Each line below that contains "acciones" counts once; report the total and nothing more.

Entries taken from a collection

* start *

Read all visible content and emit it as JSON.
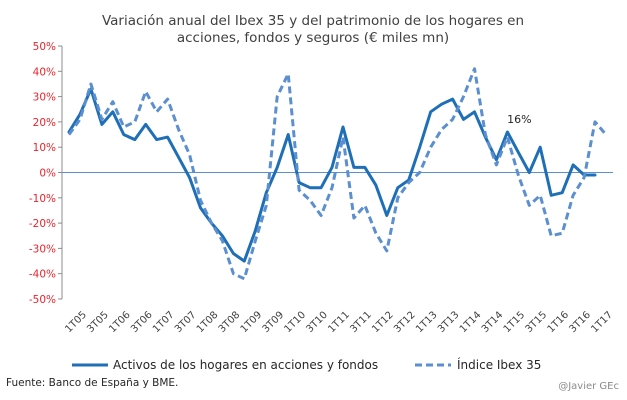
{
  "chart_data": {
    "type": "line",
    "title": [
      "Variación anual del Ibex 35 y del patrimonio de los hogares en",
      "acciones, fondos y seguros (€ miles mn)"
    ],
    "xlabel": "",
    "ylabel": "",
    "ylim": [
      -50,
      50
    ],
    "ytick_labels": [
      "50%",
      "40%",
      "30%",
      "20%",
      "10%",
      "0%",
      "-10%",
      "-20%",
      "-30%",
      "-40%",
      "-50%"
    ],
    "xtick_labels": [
      "1T05",
      "3T05",
      "1T06",
      "3T06",
      "1T07",
      "3T07",
      "1T08",
      "3T08",
      "1T09",
      "3T09",
      "1T10",
      "3T10",
      "1T11",
      "3T11",
      "1T12",
      "3T12",
      "1T13",
      "3T13",
      "1T14",
      "3T14",
      "1T15",
      "3T15",
      "1T16",
      "3T16",
      "1T17"
    ],
    "series": [
      {
        "name": "Activos de los hogares en acciones y fondos",
        "style": "solid",
        "color": "#1f6fb7",
        "values": [
          16,
          23,
          33,
          19,
          24,
          15,
          13,
          19,
          13,
          14,
          6,
          -2,
          -14,
          -20,
          -25,
          -32,
          -35,
          -23,
          -8,
          2,
          15,
          -4,
          -6,
          -6,
          2,
          18,
          2,
          2,
          -5,
          -17,
          -6,
          -3,
          10,
          24,
          27,
          29,
          21,
          24,
          14,
          5,
          16,
          8,
          0,
          10,
          -9,
          -8,
          3,
          -1,
          -1
        ]
      },
      {
        "name": "Índice Ibex 35",
        "style": "dashed",
        "color": "#5b8fd0",
        "values": [
          15,
          21,
          35,
          21,
          28,
          18,
          20,
          32,
          24,
          29,
          17,
          7,
          -11,
          -20,
          -27,
          -40,
          -42,
          -27,
          -13,
          30,
          39,
          -7,
          -11,
          -17,
          -6,
          14,
          -18,
          -13,
          -24,
          -31,
          -10,
          -4,
          0,
          10,
          17,
          21,
          30,
          41,
          15,
          3,
          14,
          -1,
          -13,
          -9,
          -25,
          -24,
          -9,
          -2,
          20,
          15
        ]
      }
    ],
    "annotations": [
      {
        "text": "16%",
        "series": 0,
        "point": 40
      }
    ],
    "legend": "bottom",
    "grid": false
  },
  "source_note": "Fuente: Banco de España y BME.",
  "credit": "@Javier GEc"
}
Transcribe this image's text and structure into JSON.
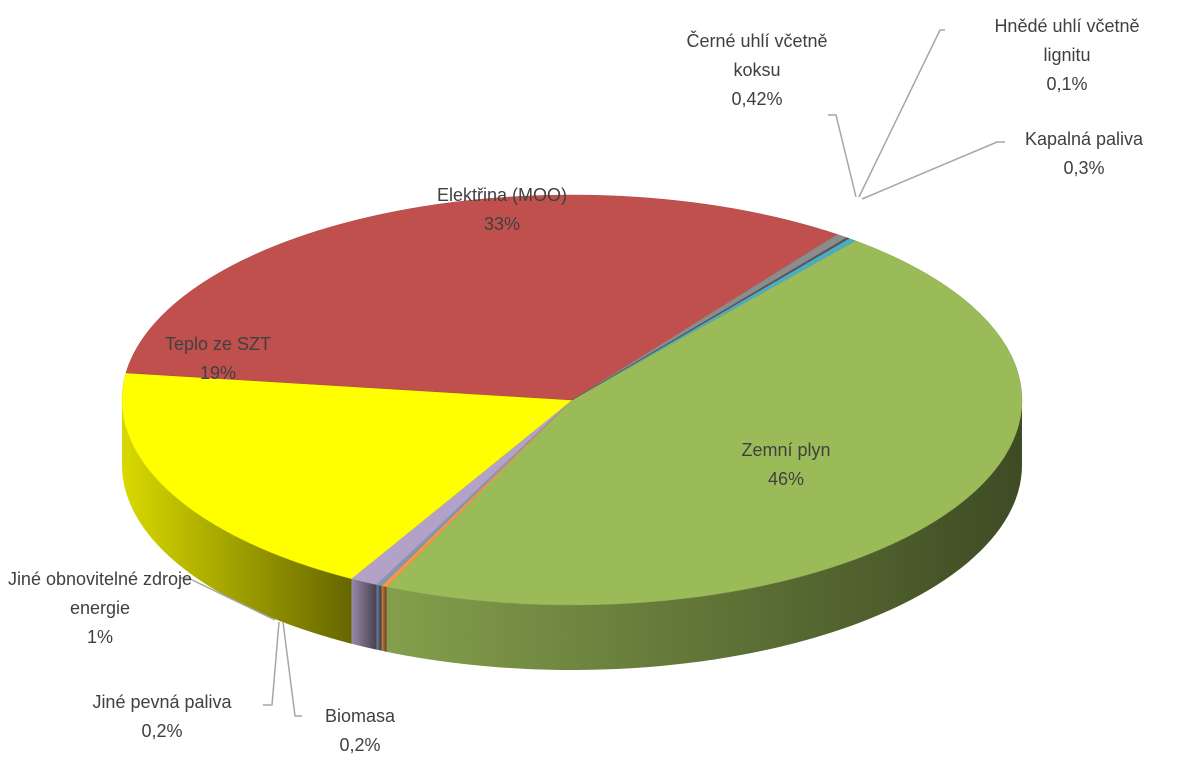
{
  "chart_data": {
    "type": "pie",
    "categories": [
      "Kapalná paliva",
      "Zemní plyn",
      "Biomasa",
      "Jiné pevná paliva",
      "Jiné obnovitelné zdroje energie",
      "Teplo ze SZT",
      "Elektřina (MOO)",
      "Černé uhlí včetně koksu",
      "Hnědé uhlí včetně lignitu"
    ],
    "values": [
      0.3,
      46,
      0.2,
      0.2,
      1,
      19,
      33,
      0.42,
      0.1
    ],
    "value_labels": [
      "0,3%",
      "46%",
      "0,2%",
      "0,2%",
      "1%",
      "19%",
      "33%",
      "0,42%",
      "0,1%"
    ],
    "colors": [
      "#4bacc6",
      "#9bbb59",
      "#f79646",
      "#8497b0",
      "#b3a2c7",
      "#ffff00",
      "#c0504d",
      "#8c8c8c",
      "#595959"
    ]
  }
}
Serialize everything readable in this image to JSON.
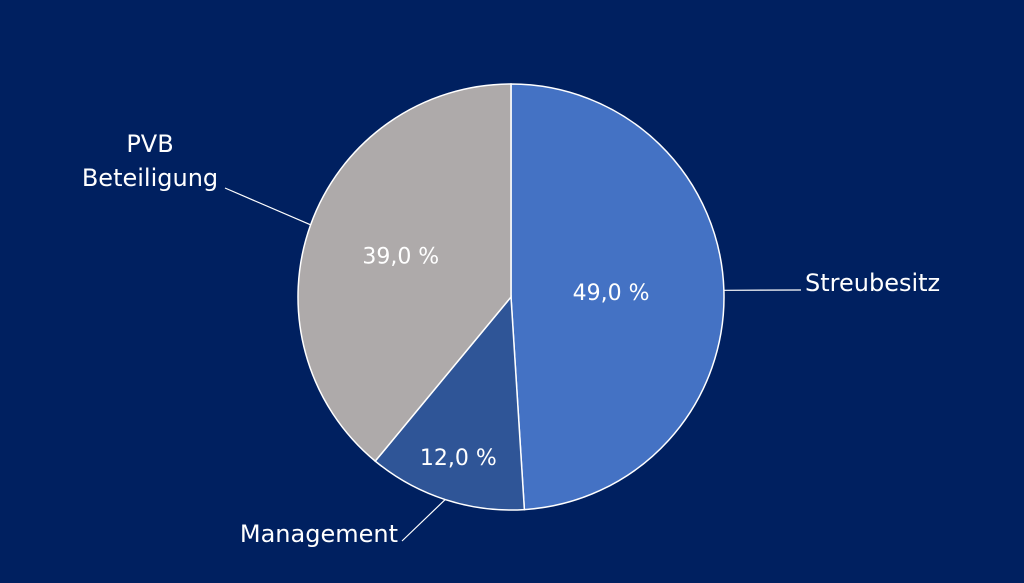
{
  "chart_data": {
    "type": "pie",
    "categories": [
      "Streubesitz",
      "Management",
      "PVB Beteiligung"
    ],
    "values": [
      49,
      12,
      39
    ],
    "value_labels": [
      "49,0 %",
      "12,0 %",
      "39,0 %"
    ],
    "colors": [
      "#4472c4",
      "#2f5597",
      "#aeaaaa"
    ]
  }
}
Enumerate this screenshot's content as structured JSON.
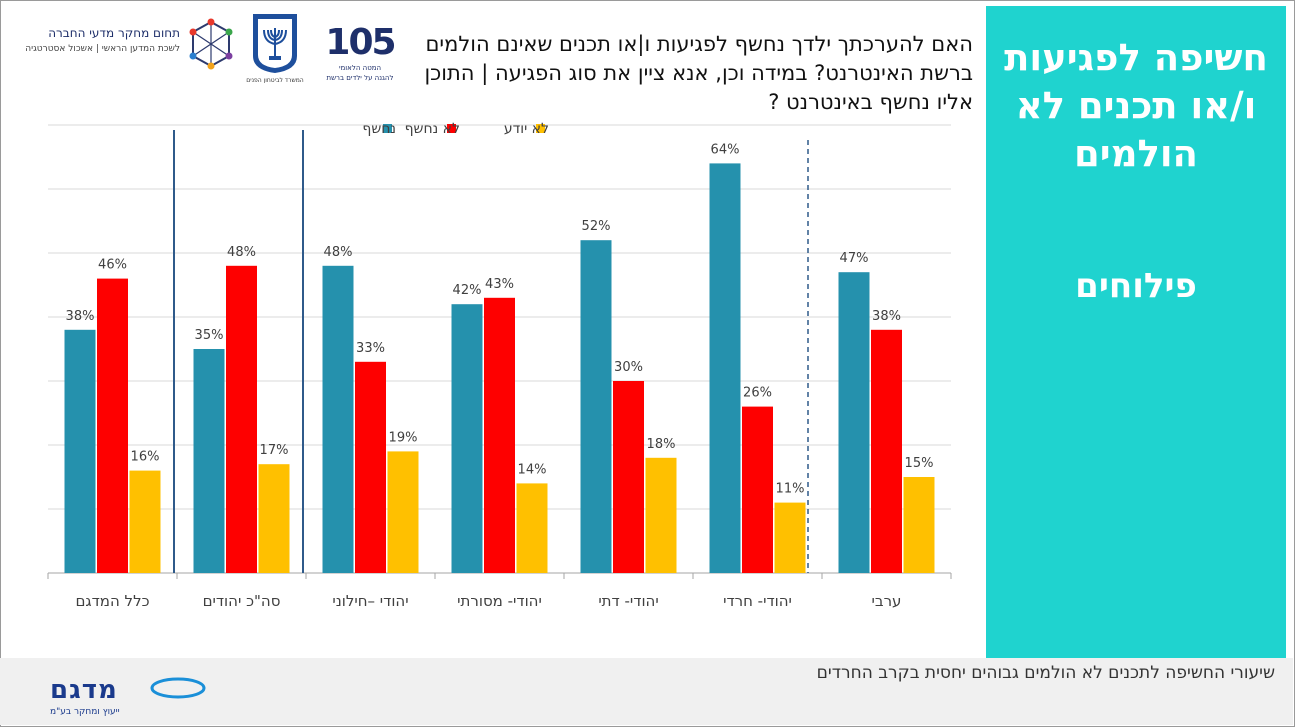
{
  "sidebar": {
    "title": "חשיפה לפגיעות ו/או תכנים לא הולמים",
    "subtitle": "פילוחים"
  },
  "question": "האם להערכתך ילדך נחשף לפגיעות ו|או תכנים שאינם הולמים ברשת האינטרנט? במידה וכן, אנא ציין את סוג הפגיעה | התוכן אליו נחשף באינטרנט ?",
  "logos": {
    "program_number": "105",
    "program_line1": "המטה הלאומי",
    "program_line2": "להגנה על ילדים ברשת",
    "emblem_caption": "המשרד לביטחון הפנים",
    "research_name": "תחום מחקר מדעי החברה",
    "research_sub": "לשכת המדען הראשי | אשכול אסטרטגיה",
    "footer_brand": "מדגם",
    "footer_tagline": "ייעוץ ומחקר בע\"מ"
  },
  "footer": {
    "text": "שיעורי החשיפה לתכנים לא הולמים גבוהים יחסית בקרב החרדים"
  },
  "colors": {
    "exposed": "#2591ad",
    "not_exposed": "#fe0000",
    "dont_know": "#ffc000",
    "sidebar": "#1fd3cf"
  },
  "chart_data": {
    "type": "bar",
    "categories": [
      "כלל המדגם",
      "סה\"כ יהודים",
      "יהודי –חילוני",
      "יהודי- מסורתי",
      "יהודי- דתי",
      "יהודי- חרדי",
      "ערבי"
    ],
    "series": [
      {
        "name": "נחשף",
        "values": [
          38,
          35,
          48,
          42,
          52,
          64,
          47
        ]
      },
      {
        "name": "לא נחשף",
        "values": [
          46,
          48,
          33,
          43,
          30,
          26,
          38
        ]
      },
      {
        "name": "לא יודע",
        "values": [
          16,
          17,
          19,
          14,
          18,
          11,
          15
        ]
      }
    ],
    "value_suffix": "%",
    "ylim": [
      0,
      70
    ],
    "grid": true,
    "legend": "top-center"
  }
}
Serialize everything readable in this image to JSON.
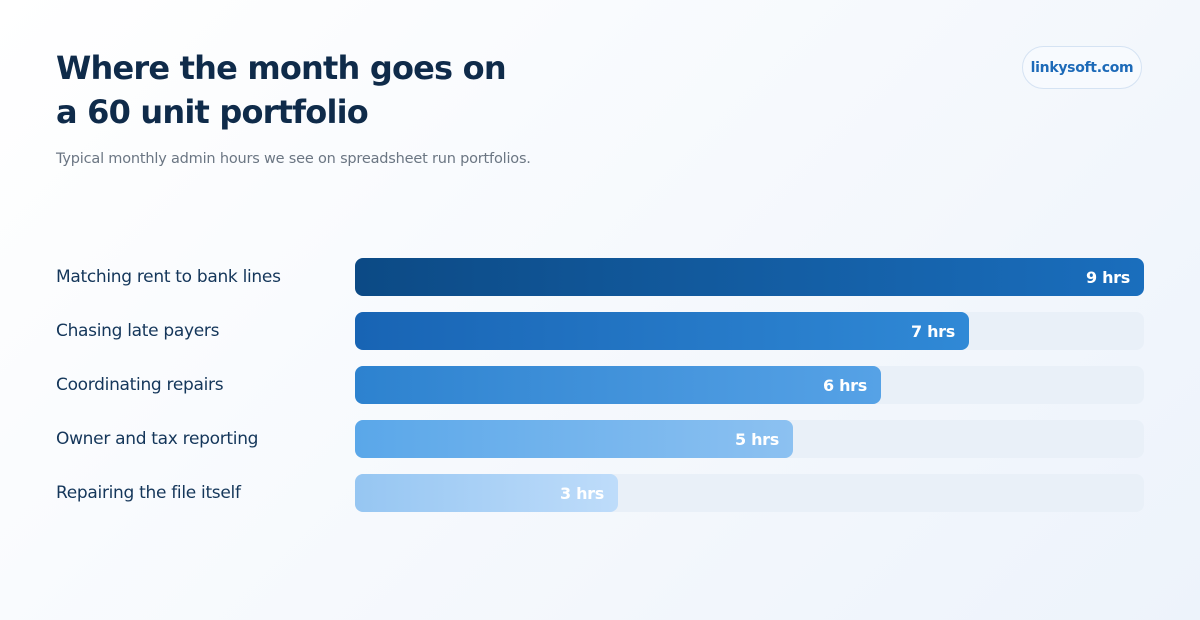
{
  "header": {
    "title": "Where the month goes on a 60 unit portfolio",
    "subtitle": "Typical monthly admin hours we see on spreadsheet run portfolios.",
    "brand": "linkysoft.com"
  },
  "chart_data": {
    "type": "bar",
    "orientation": "horizontal",
    "title": "Where the month goes on a 60 unit portfolio",
    "subtitle": "Typical monthly admin hours we see on spreadsheet run portfolios.",
    "categories": [
      "Matching rent to bank lines",
      "Chasing late payers",
      "Coordinating repairs",
      "Owner and tax reporting",
      "Repairing the file itself"
    ],
    "values": [
      9,
      7,
      6,
      5,
      3
    ],
    "value_labels": [
      "9 hrs",
      "7 hrs",
      "6 hrs",
      "5 hrs",
      "3 hrs"
    ],
    "unit": "hrs",
    "xlim": [
      0,
      9
    ],
    "grid": false,
    "legend": "none",
    "colors": [
      [
        "#0c4a85",
        "#1a6ebd"
      ],
      [
        "#1864b4",
        "#3089d6"
      ],
      [
        "#2d82cf",
        "#56a2e6"
      ],
      [
        "#5aa7e9",
        "#8cc1f1"
      ],
      [
        "#96c6f2",
        "#bedcfa"
      ]
    ],
    "track_color": "#e9f0f8"
  }
}
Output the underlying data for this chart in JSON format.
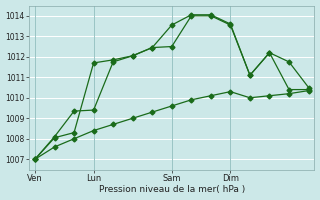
{
  "xlabel": "Pression niveau de la mer( hPa )",
  "ylim": [
    1006.5,
    1014.5
  ],
  "yticks": [
    1007,
    1008,
    1009,
    1010,
    1011,
    1012,
    1013,
    1014
  ],
  "background_color": "#cce8e8",
  "grid_color": "#b0d8d8",
  "line_color": "#1a6b1a",
  "xtick_labels": [
    "Ven",
    "Lun",
    "Sam",
    "Dim"
  ],
  "xtick_positions": [
    0,
    3,
    7,
    10
  ],
  "series1": [
    1007.0,
    1008.05,
    1008.3,
    1011.7,
    1011.85,
    1012.05,
    1012.45,
    1012.5,
    1014.0,
    1014.0,
    1013.55,
    1011.1,
    1012.2,
    1011.75,
    1010.5
  ],
  "series2": [
    1007.0,
    1008.1,
    1009.35,
    1009.4,
    1011.75,
    1012.05,
    1012.45,
    1013.55,
    1014.05,
    1014.05,
    1013.6,
    1011.1,
    1012.2,
    1010.4,
    1010.4
  ],
  "series3": [
    1007.0,
    1007.6,
    1008.0,
    1008.4,
    1008.7,
    1009.0,
    1009.3,
    1009.6,
    1009.9,
    1010.1,
    1010.3,
    1010.0,
    1010.1,
    1010.2,
    1010.35
  ],
  "n_points": 15,
  "xmin": 0,
  "xmax": 14,
  "vline_positions": [
    0,
    3,
    7,
    10
  ],
  "figsize": [
    3.2,
    2.0
  ],
  "dpi": 100
}
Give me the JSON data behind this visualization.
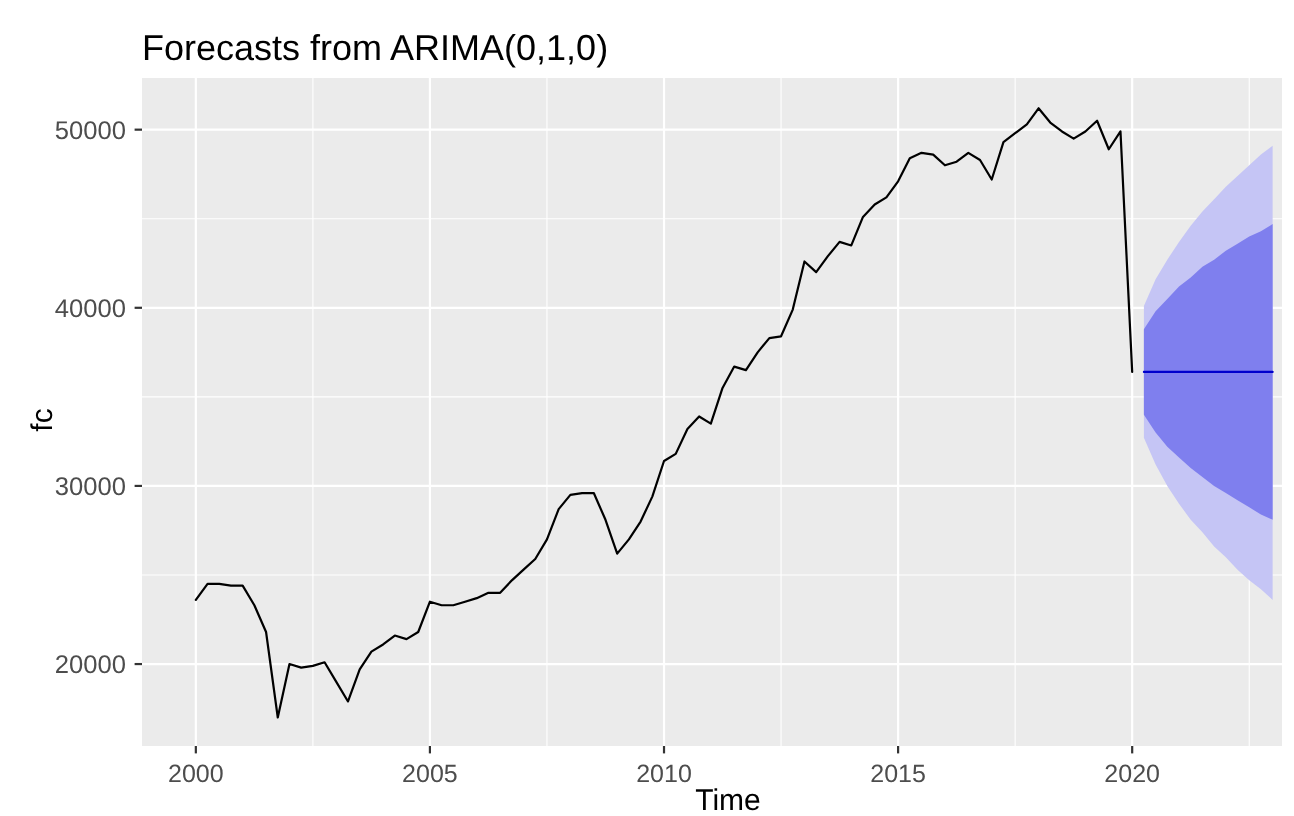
{
  "chart_data": {
    "type": "line",
    "title": "Forecasts from ARIMA(0,1,0)",
    "xlabel": "Time",
    "ylabel": "fc",
    "xlim": [
      1998.85,
      2023.2
    ],
    "ylim": [
      15400,
      52900
    ],
    "xticks": [
      2000,
      2005,
      2010,
      2015,
      2020
    ],
    "yticks": [
      20000,
      30000,
      40000,
      50000
    ],
    "grid": true,
    "series": [
      {
        "color": "#000000",
        "x": [
          2000,
          2000.25,
          2000.5,
          2000.75,
          2001,
          2001.25,
          2001.5,
          2001.75,
          2002,
          2002.25,
          2002.5,
          2002.75,
          2003,
          2003.25,
          2003.5,
          2003.75,
          2004,
          2004.25,
          2004.5,
          2004.75,
          2005,
          2005.25,
          2005.5,
          2005.75,
          2006,
          2006.25,
          2006.5,
          2006.75,
          2007,
          2007.25,
          2007.5,
          2007.75,
          2008,
          2008.25,
          2008.5,
          2008.75,
          2009,
          2009.25,
          2009.5,
          2009.75,
          2010,
          2010.25,
          2010.5,
          2010.75,
          2011,
          2011.25,
          2011.5,
          2011.75,
          2012,
          2012.25,
          2012.5,
          2012.75,
          2013,
          2013.25,
          2013.5,
          2013.75,
          2014,
          2014.25,
          2014.5,
          2014.75,
          2015,
          2015.25,
          2015.5,
          2015.75,
          2016,
          2016.25,
          2016.5,
          2016.75,
          2017,
          2017.25,
          2017.5,
          2017.75,
          2018,
          2018.25,
          2018.5,
          2018.75,
          2019,
          2019.25,
          2019.5,
          2019.75,
          2020
        ],
        "values": [
          23600,
          24500,
          24500,
          24400,
          24400,
          23300,
          21800,
          17000,
          20000,
          19800,
          19900,
          20100,
          19000,
          17900,
          19700,
          20700,
          21100,
          21600,
          21400,
          21800,
          23500,
          23300,
          23300,
          23500,
          23700,
          24000,
          24000,
          24700,
          25300,
          25900,
          27000,
          28700,
          29500,
          29600,
          29600,
          28100,
          26200,
          27000,
          28000,
          29400,
          31400,
          31800,
          33200,
          33900,
          33500,
          35500,
          36700,
          36500,
          37500,
          38300,
          38400,
          39900,
          42600,
          42000,
          42900,
          43700,
          43500,
          45100,
          45800,
          46200,
          47100,
          48400,
          48700,
          48600,
          48000,
          48200,
          48700,
          48300,
          47200,
          49300,
          49800,
          50300,
          51200,
          50400,
          49900,
          49500,
          49900,
          50500,
          48900,
          49900,
          36400
        ]
      },
      {
        "color": "#c5c5f5",
        "x": [
          2020.25,
          2020.5,
          2020.75,
          2021,
          2021.25,
          2021.5,
          2021.75,
          2022,
          2022.25,
          2022.5,
          2022.75,
          2023
        ],
        "values": [
          null,
          null,
          null,
          null,
          null,
          null,
          null,
          null,
          null,
          null,
          null,
          null
        ],
        "lower": [
          32700,
          31200,
          30000,
          29000,
          28100,
          27400,
          26600,
          26000,
          25300,
          24700,
          24200,
          23600
        ],
        "upper": [
          40100,
          41600,
          42700,
          43700,
          44600,
          45400,
          46100,
          46800,
          47400,
          48000,
          48600,
          49100
        ]
      },
      {
        "color": "#7f7fee",
        "x": [
          2020.25,
          2020.5,
          2020.75,
          2021,
          2021.25,
          2021.5,
          2021.75,
          2022,
          2022.25,
          2022.5,
          2022.75,
          2023
        ],
        "values": [
          null,
          null,
          null,
          null,
          null,
          null,
          null,
          null,
          null,
          null,
          null,
          null
        ],
        "lower": [
          34000,
          33000,
          32200,
          31600,
          31000,
          30500,
          30000,
          29600,
          29200,
          28800,
          28400,
          28100
        ],
        "upper": [
          38800,
          39800,
          40500,
          41200,
          41700,
          42300,
          42700,
          43200,
          43600,
          44000,
          44300,
          44700
        ]
      },
      {
        "color": "#0000cc",
        "x": [
          2020.25,
          2020.5,
          2020.75,
          2021,
          2021.25,
          2021.5,
          2021.75,
          2022,
          2022.25,
          2022.5,
          2022.75,
          2023
        ],
        "values": [
          36400,
          36400,
          36400,
          36400,
          36400,
          36400,
          36400,
          36400,
          36400,
          36400,
          36400,
          36400
        ]
      }
    ]
  }
}
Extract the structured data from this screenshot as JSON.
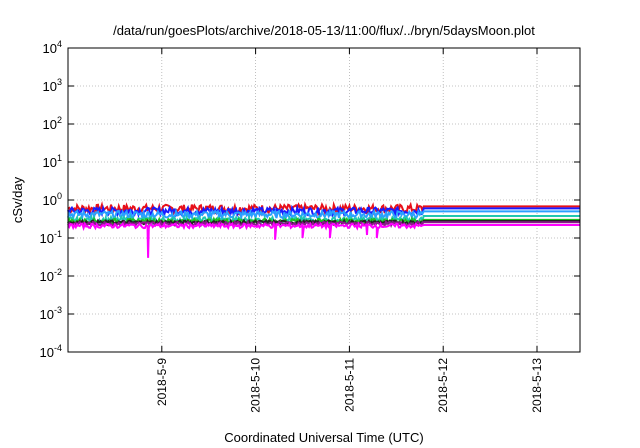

* end *

# [Solved problem]
2